▶ [What needs to be done] Return all of the entries exactly as written.

▶ [Supplied material]
··········
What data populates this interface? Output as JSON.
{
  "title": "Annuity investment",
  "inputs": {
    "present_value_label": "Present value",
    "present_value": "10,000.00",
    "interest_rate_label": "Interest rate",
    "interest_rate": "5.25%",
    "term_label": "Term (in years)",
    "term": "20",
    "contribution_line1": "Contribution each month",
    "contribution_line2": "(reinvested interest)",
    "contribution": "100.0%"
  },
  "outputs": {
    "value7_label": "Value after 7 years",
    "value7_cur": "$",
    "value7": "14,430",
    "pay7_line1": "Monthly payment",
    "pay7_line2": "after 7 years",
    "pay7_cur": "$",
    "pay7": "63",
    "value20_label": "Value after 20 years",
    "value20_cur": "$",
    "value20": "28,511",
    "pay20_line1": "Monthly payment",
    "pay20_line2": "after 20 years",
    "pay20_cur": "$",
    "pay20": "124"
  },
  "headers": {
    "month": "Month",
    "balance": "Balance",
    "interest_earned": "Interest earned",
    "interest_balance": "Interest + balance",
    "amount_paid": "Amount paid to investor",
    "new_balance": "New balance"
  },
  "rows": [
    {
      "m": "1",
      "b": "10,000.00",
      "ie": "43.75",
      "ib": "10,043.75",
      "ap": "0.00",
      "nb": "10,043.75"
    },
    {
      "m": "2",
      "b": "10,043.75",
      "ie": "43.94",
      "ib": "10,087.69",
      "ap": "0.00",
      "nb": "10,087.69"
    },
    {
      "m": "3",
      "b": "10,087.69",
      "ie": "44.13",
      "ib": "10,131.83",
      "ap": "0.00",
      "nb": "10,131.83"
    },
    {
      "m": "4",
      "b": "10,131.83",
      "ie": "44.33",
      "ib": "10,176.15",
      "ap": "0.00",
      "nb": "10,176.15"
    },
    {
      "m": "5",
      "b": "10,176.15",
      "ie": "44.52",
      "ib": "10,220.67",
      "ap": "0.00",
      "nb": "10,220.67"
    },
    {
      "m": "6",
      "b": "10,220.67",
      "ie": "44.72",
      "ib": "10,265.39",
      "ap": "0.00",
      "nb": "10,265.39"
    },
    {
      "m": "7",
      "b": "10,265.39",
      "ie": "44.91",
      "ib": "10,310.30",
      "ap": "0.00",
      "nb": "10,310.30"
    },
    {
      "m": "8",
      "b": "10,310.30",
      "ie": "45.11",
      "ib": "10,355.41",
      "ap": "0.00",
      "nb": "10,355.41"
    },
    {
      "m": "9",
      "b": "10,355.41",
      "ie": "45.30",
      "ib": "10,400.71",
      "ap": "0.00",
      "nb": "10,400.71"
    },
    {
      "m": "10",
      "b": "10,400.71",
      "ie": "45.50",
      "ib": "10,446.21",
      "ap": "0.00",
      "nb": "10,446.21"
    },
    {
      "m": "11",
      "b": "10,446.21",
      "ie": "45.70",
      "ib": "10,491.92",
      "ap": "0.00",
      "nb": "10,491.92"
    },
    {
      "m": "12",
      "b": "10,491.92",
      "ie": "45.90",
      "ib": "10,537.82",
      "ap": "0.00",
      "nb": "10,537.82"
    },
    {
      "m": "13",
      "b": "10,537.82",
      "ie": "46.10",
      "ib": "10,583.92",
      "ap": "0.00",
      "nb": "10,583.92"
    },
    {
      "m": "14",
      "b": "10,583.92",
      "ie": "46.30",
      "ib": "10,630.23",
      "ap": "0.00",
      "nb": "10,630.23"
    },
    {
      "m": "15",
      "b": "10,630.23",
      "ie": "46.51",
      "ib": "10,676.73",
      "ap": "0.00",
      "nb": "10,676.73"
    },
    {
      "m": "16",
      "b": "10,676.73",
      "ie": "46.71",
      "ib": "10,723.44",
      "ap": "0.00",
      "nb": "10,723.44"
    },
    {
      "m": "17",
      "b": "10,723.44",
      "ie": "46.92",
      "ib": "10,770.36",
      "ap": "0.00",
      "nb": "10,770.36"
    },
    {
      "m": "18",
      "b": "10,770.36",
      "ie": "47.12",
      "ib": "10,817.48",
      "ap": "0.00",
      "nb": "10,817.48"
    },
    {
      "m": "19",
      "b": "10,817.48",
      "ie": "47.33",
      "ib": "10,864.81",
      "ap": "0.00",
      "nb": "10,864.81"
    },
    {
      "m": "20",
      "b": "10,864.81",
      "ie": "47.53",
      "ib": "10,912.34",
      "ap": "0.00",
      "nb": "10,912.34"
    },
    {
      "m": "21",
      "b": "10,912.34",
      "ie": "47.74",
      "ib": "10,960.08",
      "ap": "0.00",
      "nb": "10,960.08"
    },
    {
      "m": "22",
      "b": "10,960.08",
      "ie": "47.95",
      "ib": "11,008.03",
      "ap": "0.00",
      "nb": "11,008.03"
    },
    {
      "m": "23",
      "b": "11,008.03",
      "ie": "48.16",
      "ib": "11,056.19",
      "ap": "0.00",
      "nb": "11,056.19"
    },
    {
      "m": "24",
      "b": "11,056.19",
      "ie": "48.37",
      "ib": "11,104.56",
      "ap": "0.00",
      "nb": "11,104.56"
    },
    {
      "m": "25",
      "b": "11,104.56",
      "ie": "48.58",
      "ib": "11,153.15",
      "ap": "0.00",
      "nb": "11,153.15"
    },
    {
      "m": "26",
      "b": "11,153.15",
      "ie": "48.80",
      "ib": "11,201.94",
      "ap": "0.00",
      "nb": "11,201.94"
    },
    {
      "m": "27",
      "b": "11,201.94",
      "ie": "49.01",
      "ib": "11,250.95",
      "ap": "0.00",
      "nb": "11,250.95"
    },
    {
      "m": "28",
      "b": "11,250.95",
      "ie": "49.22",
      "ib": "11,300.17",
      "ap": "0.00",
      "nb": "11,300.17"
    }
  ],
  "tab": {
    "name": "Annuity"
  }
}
··········
▶ [Solution]
What data populates this interface? Output as JSON.
{
  "title": "Annuity investment",
  "inputs": {
    "present_value_label": "Present value",
    "present_value": "10,000.00",
    "interest_rate_label": "Interest rate",
    "interest_rate": "5.25%",
    "term_label": "Term (in years)",
    "term": "20",
    "contribution_line1": "Contribution each month",
    "contribution_line2": "(reinvested interest)",
    "contribution": "100.0%"
  },
  "outputs": {
    "value7_label": "Value after 7 years",
    "value7_cur": "$",
    "value7": "14,430",
    "pay7_line1": "Monthly payment",
    "pay7_line2": "after 7 years",
    "pay7_cur": "$",
    "pay7": "63",
    "value20_label": "Value after 20 years",
    "value20_cur": "$",
    "value20": "28,511",
    "pay20_line1": "Monthly payment",
    "pay20_line2": "after 20 years",
    "pay20_cur": "$",
    "pay20": "124"
  },
  "headers": {
    "month": "Month",
    "balance": "Balance",
    "interest_earned": "Interest earned",
    "interest_balance": "Interest + balance",
    "amount_paid": "Amount paid to investor",
    "new_balance": "New balance"
  },
  "rows": [
    {
      "m": "1",
      "b": "10,000.00",
      "ie": "43.75",
      "ib": "10,043.75",
      "ap": "0.00",
      "nb": "10,043.75"
    },
    {
      "m": "2",
      "b": "10,043.75",
      "ie": "43.94",
      "ib": "10,087.69",
      "ap": "0.00",
      "nb": "10,087.69"
    },
    {
      "m": "3",
      "b": "10,087.69",
      "ie": "44.13",
      "ib": "10,131.83",
      "ap": "0.00",
      "nb": "10,131.83"
    },
    {
      "m": "4",
      "b": "10,131.83",
      "ie": "44.33",
      "ib": "10,176.15",
      "ap": "0.00",
      "nb": "10,176.15"
    },
    {
      "m": "5",
      "b": "10,176.15",
      "ie": "44.52",
      "ib": "10,220.67",
      "ap": "0.00",
      "nb": "10,220.67"
    },
    {
      "m": "6",
      "b": "10,220.67",
      "ie": "44.72",
      "ib": "10,265.39",
      "ap": "0.00",
      "nb": "10,265.39"
    },
    {
      "m": "7",
      "b": "10,265.39",
      "ie": "44.91",
      "ib": "10,310.30",
      "ap": "0.00",
      "nb": "10,310.30"
    },
    {
      "m": "8",
      "b": "10,310.30",
      "ie": "45.11",
      "ib": "10,355.41",
      "ap": "0.00",
      "nb": "10,355.41"
    },
    {
      "m": "9",
      "b": "10,355.41",
      "ie": "45.30",
      "ib": "10,400.71",
      "ap": "0.00",
      "nb": "10,400.71"
    },
    {
      "m": "10",
      "b": "10,400.71",
      "ie": "45.50",
      "ib": "10,446.21",
      "ap": "0.00",
      "nb": "10,446.21"
    },
    {
      "m": "11",
      "b": "10,446.21",
      "ie": "45.70",
      "ib": "10,491.92",
      "ap": "0.00",
      "nb": "10,491.92"
    },
    {
      "m": "12",
      "b": "10,491.92",
      "ie": "45.90",
      "ib": "10,537.82",
      "ap": "0.00",
      "nb": "10,537.82"
    },
    {
      "m": "13",
      "b": "10,537.82",
      "ie": "46.10",
      "ib": "10,583.92",
      "ap": "0.00",
      "nb": "10,583.92"
    },
    {
      "m": "14",
      "b": "10,583.92",
      "ie": "46.30",
      "ib": "10,630.23",
      "ap": "0.00",
      "nb": "10,630.23"
    },
    {
      "m": "15",
      "b": "10,630.23",
      "ie": "46.51",
      "ib": "10,676.73",
      "ap": "0.00",
      "nb": "10,676.73"
    },
    {
      "m": "16",
      "b": "10,676.73",
      "ie": "46.71",
      "ib": "10,723.44",
      "ap": "0.00",
      "nb": "10,723.44"
    },
    {
      "m": "17",
      "b": "10,723.44",
      "ie": "46.92",
      "ib": "10,770.36",
      "ap": "0.00",
      "nb": "10,770.36"
    },
    {
      "m": "18",
      "b": "10,770.36",
      "ie": "47.12",
      "ib": "10,817.48",
      "ap": "0.00",
      "nb": "10,817.48"
    },
    {
      "m": "19",
      "b": "10,817.48",
      "ie": "47.33",
      "ib": "10,864.81",
      "ap": "0.00",
      "nb": "10,864.81"
    },
    {
      "m": "20",
      "b": "10,864.81",
      "ie": "47.53",
      "ib": "10,912.34",
      "ap": "0.00",
      "nb": "10,912.34"
    },
    {
      "m": "21",
      "b": "10,912.34",
      "ie": "47.74",
      "ib": "10,960.08",
      "ap": "0.00",
      "nb": "10,960.08"
    },
    {
      "m": "22",
      "b": "10,960.08",
      "ie": "47.95",
      "ib": "11,008.03",
      "ap": "0.00",
      "nb": "11,008.03"
    },
    {
      "m": "23",
      "b": "11,008.03",
      "ie": "48.16",
      "ib": "11,056.19",
      "ap": "0.00",
      "nb": "11,056.19"
    },
    {
      "m": "24",
      "b": "11,056.19",
      "ie": "48.37",
      "ib": "11,104.56",
      "ap": "0.00",
      "nb": "11,104.56"
    },
    {
      "m": "25",
      "b": "11,104.56",
      "ie": "48.58",
      "ib": "11,153.15",
      "ap": "0.00",
      "nb": "11,153.15"
    },
    {
      "m": "26",
      "b": "11,153.15",
      "ie": "48.80",
      "ib": "11,201.94",
      "ap": "0.00",
      "nb": "11,201.94"
    },
    {
      "m": "27",
      "b": "11,201.94",
      "ie": "49.01",
      "ib": "11,250.95",
      "ap": "0.00",
      "nb": "11,250.95"
    },
    {
      "m": "28",
      "b": "11,250.95",
      "ie": "49.22",
      "ib": "11,300.17",
      "ap": "0.00",
      "nb": "11,300.17"
    }
  ],
  "tab": {
    "name": "Annuity"
  }
}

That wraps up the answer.